EXTRACTO DEL DOCUMENTO

* * * * *

La Iglesia en distintas ocasiones había protestado contra estos hechos abusivos de los monarcas, y después de varios Papas que intentaron sin éxito una reforma de la Iglesia, para acabar con esta situación que conllevaba además en muchas ocasiones un pecado adicional, denominado simonía, subió a la Silla de Pedro el cardenal Hildebrando, monje de Cluny. Este hombre humilde y de gran fe, se opuso en principio a aceptar este cargo tan importante para la Iglesia Católica pero finalmente accedió al Pontificado con el nombre de Gregorio VII (1073-1085), para tratar de erradicar todos estos problemas, anteriormente comentados, de la Iglesia. Sin embargo, no fue hasta la segunda mitad del siglo XI cuando por fin la Iglesia católica se vio libre totalmente de todas estas irregularidades tan reprochables, por las que siempre ha pedido perdón.

* * * * *

TAREA 1
Imprime sin cambios el tramo de los registros que empieza en la línea que contiene "point: [104, 222, 112, 230]" y acaba en la línea que contiene "x-tick-label: GVI: [96, 378, 120, 393]", con ambas líneas incluidas.
El texto y los registros no guardan ninguna relación entre sí.

Entradas de la colección
* * * * *

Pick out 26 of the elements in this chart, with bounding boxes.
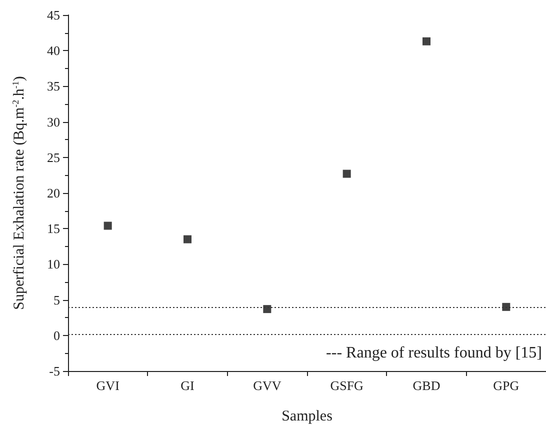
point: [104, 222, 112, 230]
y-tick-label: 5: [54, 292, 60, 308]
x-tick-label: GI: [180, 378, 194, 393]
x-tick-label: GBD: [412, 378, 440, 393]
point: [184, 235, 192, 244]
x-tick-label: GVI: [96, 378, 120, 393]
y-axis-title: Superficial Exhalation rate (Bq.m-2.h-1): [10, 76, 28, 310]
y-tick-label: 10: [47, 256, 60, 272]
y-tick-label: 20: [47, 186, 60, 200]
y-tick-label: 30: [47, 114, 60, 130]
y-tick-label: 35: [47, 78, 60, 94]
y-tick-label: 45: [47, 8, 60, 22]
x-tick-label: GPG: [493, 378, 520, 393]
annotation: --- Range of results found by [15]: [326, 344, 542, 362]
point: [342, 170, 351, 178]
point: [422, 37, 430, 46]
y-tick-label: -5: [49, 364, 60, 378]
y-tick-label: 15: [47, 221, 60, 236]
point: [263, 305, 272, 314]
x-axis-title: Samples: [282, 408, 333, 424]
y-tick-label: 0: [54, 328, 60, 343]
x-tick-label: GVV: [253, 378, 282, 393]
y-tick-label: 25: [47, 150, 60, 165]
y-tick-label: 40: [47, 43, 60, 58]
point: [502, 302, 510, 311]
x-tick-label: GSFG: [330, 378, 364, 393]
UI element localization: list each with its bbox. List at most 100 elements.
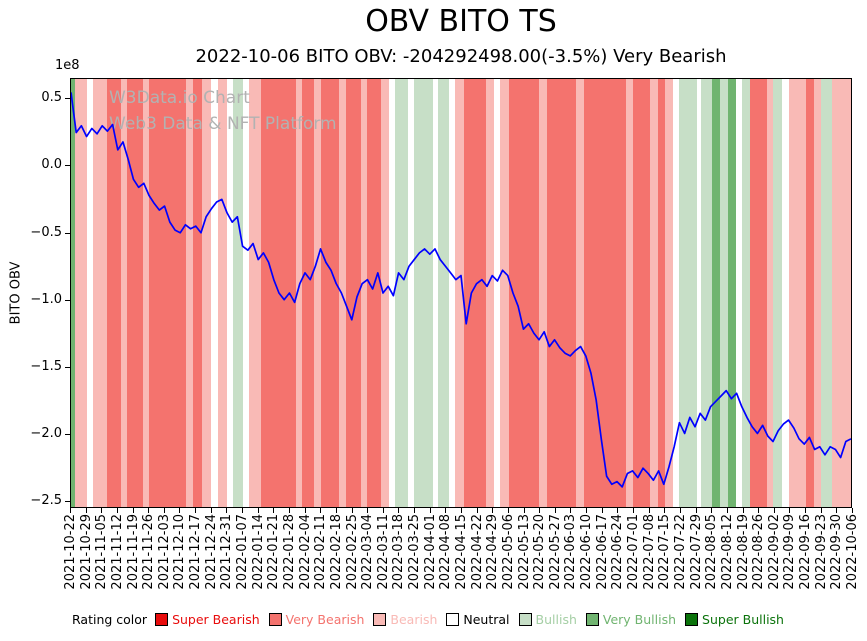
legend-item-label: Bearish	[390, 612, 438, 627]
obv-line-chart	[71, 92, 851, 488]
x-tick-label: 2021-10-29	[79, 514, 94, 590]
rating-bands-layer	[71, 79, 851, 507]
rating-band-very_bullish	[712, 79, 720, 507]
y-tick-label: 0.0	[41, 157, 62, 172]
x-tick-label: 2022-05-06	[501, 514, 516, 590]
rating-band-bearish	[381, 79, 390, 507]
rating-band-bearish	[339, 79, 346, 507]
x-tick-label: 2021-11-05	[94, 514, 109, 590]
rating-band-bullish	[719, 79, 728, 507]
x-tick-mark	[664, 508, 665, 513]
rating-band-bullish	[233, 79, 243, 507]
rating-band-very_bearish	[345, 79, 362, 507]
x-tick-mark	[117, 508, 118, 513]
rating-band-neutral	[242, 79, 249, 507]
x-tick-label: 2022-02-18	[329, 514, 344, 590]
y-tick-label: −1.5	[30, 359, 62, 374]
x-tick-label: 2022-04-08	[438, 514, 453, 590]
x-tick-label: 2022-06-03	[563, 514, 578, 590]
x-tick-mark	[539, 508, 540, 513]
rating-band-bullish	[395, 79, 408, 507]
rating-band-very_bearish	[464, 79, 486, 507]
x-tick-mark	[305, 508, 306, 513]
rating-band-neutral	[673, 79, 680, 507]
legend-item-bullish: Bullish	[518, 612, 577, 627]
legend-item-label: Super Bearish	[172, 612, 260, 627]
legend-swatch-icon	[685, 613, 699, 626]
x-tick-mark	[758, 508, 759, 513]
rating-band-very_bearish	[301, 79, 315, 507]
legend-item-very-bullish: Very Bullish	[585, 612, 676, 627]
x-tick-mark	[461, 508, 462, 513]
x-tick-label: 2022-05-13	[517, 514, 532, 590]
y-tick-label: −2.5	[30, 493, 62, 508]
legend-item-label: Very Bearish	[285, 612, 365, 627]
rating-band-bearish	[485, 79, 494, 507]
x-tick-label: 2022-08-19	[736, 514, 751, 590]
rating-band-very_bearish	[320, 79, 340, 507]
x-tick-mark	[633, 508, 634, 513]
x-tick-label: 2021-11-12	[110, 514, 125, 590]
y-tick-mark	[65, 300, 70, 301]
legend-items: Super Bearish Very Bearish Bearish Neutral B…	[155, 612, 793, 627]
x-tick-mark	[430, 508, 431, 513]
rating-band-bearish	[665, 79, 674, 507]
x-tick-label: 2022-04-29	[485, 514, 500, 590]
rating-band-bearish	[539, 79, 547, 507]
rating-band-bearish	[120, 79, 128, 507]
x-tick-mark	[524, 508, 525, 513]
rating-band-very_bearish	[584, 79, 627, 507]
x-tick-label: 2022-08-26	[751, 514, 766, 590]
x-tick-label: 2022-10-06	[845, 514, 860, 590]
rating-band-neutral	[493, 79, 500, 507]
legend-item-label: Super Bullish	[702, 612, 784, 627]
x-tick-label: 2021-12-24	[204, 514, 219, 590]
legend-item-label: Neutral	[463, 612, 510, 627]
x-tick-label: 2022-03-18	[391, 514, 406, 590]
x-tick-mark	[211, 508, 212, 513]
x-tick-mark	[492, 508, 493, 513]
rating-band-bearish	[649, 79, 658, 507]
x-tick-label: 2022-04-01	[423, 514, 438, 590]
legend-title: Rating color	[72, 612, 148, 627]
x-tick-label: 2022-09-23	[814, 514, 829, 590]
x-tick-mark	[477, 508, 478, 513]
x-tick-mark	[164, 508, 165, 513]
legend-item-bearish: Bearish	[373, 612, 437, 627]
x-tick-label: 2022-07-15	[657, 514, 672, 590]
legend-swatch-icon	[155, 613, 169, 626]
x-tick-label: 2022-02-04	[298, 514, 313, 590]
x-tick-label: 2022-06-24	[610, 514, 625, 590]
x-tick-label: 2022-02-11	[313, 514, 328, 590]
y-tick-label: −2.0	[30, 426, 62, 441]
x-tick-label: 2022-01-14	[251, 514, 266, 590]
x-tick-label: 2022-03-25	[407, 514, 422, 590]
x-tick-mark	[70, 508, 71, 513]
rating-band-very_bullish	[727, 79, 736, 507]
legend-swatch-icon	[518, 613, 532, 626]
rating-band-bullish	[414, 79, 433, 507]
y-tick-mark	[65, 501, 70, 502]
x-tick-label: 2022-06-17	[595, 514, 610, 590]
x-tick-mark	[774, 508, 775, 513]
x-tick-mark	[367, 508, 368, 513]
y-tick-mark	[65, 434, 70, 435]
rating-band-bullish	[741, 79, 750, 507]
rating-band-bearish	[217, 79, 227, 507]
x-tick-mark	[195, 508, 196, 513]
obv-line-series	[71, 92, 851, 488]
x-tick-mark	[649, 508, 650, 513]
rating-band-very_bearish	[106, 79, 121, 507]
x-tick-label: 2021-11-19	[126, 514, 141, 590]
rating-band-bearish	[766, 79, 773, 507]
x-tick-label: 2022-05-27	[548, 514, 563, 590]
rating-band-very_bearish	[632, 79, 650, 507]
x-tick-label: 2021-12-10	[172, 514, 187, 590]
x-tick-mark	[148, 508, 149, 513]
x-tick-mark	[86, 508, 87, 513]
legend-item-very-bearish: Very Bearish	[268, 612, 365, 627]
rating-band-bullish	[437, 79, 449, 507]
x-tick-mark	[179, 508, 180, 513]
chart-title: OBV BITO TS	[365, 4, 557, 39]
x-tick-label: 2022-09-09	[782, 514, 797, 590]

* * * * *

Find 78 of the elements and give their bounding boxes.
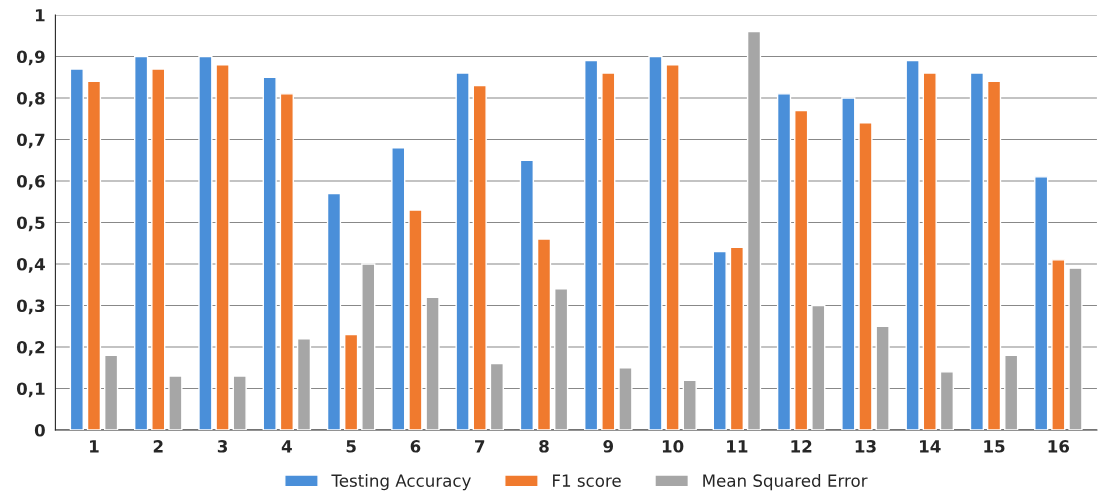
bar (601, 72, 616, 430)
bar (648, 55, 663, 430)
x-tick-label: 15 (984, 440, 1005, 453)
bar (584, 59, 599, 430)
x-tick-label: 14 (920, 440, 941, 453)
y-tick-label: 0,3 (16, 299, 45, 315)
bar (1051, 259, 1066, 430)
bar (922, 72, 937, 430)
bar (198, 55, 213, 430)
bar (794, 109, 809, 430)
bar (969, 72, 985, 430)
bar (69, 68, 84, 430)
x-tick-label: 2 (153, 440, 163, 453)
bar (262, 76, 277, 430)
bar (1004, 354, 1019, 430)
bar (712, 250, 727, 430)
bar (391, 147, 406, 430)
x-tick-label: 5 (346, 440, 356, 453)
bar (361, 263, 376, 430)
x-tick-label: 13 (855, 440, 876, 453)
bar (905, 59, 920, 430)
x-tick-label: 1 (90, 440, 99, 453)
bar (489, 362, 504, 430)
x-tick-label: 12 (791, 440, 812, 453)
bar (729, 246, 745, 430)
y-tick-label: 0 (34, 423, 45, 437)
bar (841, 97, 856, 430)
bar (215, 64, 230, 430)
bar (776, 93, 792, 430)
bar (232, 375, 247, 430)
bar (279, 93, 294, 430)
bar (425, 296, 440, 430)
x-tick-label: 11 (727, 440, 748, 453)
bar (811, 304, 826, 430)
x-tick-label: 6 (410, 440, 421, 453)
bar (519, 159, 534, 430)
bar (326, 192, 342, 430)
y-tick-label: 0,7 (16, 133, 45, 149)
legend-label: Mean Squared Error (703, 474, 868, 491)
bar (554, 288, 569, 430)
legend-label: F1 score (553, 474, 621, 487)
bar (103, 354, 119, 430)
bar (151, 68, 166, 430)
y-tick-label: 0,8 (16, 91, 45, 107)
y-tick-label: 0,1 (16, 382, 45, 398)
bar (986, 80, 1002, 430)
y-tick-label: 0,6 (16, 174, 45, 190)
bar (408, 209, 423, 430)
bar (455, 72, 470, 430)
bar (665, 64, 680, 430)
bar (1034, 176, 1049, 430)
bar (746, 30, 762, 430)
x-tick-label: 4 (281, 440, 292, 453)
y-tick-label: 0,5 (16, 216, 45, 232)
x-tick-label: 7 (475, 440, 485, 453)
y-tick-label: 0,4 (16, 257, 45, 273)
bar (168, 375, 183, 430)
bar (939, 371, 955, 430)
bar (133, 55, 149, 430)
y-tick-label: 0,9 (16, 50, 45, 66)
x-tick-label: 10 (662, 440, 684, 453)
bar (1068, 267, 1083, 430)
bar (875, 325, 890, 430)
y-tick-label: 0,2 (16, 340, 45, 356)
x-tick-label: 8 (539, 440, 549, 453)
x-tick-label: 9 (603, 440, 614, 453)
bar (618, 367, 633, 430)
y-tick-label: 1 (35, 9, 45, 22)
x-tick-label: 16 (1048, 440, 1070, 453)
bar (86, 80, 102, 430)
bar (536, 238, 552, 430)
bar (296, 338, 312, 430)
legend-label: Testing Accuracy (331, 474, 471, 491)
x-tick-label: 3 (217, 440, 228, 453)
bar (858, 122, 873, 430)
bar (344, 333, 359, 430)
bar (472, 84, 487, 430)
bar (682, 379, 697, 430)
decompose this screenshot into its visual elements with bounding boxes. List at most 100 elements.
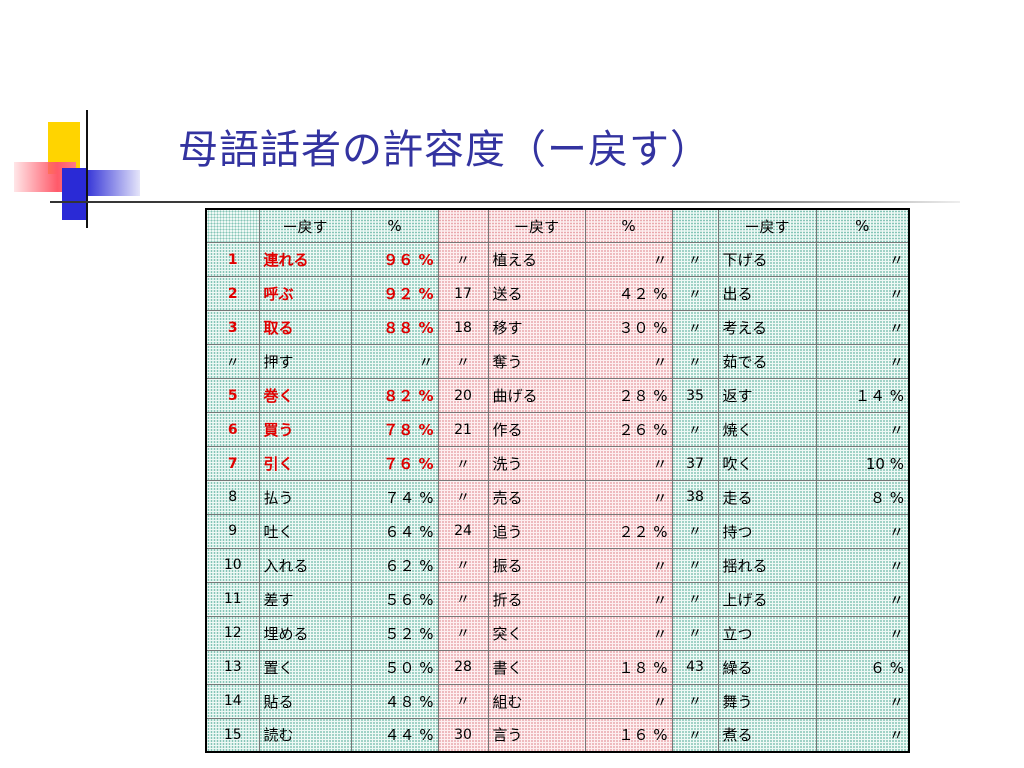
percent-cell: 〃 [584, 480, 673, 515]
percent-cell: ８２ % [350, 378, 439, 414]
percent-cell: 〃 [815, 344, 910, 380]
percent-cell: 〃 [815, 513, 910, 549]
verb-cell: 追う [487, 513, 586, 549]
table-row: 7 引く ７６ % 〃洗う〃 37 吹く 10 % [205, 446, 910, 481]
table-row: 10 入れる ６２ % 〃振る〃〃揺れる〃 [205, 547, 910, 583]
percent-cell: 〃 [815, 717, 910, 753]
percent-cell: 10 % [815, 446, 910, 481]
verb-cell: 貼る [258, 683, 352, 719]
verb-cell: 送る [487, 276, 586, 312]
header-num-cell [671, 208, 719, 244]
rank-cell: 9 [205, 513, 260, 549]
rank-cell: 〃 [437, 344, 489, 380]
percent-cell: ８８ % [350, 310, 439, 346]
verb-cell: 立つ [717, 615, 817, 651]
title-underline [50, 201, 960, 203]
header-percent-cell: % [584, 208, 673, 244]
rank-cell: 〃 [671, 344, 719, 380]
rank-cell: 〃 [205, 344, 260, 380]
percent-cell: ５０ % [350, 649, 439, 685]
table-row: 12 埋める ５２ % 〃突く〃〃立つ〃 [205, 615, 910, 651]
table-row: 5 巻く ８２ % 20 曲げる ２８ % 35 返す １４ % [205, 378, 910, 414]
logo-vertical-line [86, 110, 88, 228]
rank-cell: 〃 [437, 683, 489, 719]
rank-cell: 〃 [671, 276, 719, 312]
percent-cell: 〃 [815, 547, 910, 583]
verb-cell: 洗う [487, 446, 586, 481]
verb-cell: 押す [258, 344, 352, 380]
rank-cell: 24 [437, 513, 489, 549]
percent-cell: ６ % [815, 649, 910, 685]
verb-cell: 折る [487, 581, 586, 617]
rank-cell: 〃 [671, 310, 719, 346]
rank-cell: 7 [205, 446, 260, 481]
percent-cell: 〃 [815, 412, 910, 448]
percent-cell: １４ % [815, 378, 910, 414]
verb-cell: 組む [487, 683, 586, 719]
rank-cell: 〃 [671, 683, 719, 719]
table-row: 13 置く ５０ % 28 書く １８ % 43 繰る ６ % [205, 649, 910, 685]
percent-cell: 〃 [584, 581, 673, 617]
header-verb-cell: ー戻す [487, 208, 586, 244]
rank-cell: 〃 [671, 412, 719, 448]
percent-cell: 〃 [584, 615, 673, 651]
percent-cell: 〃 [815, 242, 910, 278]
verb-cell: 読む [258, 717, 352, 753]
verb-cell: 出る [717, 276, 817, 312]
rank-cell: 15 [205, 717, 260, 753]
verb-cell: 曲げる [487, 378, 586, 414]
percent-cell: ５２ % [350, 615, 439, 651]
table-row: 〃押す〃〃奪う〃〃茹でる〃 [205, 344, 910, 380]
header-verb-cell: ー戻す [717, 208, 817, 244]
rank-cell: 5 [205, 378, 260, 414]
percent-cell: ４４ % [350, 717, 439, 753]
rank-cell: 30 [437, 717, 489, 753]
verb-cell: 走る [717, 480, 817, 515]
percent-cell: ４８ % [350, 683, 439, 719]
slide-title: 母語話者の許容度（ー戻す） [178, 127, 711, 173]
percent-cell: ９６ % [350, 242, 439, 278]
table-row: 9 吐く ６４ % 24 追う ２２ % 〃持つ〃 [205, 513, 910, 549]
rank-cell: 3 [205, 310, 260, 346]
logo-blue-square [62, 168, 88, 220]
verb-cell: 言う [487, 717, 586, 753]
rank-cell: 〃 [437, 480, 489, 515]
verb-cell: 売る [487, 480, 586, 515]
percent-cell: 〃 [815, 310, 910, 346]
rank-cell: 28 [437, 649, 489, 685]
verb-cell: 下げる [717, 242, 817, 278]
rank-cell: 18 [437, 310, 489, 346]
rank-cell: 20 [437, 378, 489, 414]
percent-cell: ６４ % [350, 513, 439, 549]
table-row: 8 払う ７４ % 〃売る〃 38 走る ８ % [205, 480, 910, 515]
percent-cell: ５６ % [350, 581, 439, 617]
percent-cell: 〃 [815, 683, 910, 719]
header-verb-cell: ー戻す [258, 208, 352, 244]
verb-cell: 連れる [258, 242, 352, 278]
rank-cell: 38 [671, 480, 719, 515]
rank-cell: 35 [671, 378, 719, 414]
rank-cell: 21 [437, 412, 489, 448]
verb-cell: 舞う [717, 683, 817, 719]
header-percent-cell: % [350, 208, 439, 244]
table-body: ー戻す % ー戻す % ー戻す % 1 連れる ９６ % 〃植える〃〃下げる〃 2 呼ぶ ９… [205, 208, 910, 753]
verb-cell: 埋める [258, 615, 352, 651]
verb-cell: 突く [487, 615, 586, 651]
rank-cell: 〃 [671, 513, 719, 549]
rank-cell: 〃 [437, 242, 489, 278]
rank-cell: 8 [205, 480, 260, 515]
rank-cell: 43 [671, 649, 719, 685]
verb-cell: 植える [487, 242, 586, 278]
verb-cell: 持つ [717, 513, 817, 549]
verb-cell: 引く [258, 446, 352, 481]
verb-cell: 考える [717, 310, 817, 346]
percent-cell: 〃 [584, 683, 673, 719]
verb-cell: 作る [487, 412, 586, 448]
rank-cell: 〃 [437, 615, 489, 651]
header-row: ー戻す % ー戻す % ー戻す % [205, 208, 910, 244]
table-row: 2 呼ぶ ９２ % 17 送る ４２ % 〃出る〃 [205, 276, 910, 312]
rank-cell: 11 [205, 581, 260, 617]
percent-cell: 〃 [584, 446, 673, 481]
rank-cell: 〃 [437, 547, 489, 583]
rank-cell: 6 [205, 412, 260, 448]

* * * * *

TAREA 2
Escribe completo y sin ninguna modificación el texto sobre el pontificado de Gregorio VII.

RESULTADO FINAL 1
point: [104, 222, 112, 230]
y-tick-label: 5: [54, 292, 60, 308]
x-tick-label: GI: [180, 378, 194, 393]
x-tick-label: GBD: [412, 378, 440, 393]
point: [184, 235, 192, 244]
x-tick-label: GVI: [96, 378, 120, 393]

RESULTADO FINAL 2
La Iglesia en distintas ocasiones había protestado contra estos hechos abusivos de los monarcas, y después de varios Papas que intentaron sin éxito una reforma de la Iglesia, para acabar con esta situación que conllevaba además en muchas ocasiones un pecado adicional, denominado simonía, subió a la Silla de Pedro el cardenal Hildebrando, monje de Cluny. Este hombre humilde y de gran fe, se opuso en principio a aceptar este cargo tan importante para la Iglesia Católica pero finalmente accedió al Pontificado con el nombre de Gregorio VII (1073-1085), para tratar de erradicar todos estos problemas, anteriormente comentados, de la Iglesia. Sin embargo, no fue hasta la segunda mitad del siglo XI cuando por fin la Iglesia católica se vio libre totalmente de todas estas irregularidades tan reprochables, por las que siempre ha pedido perdón.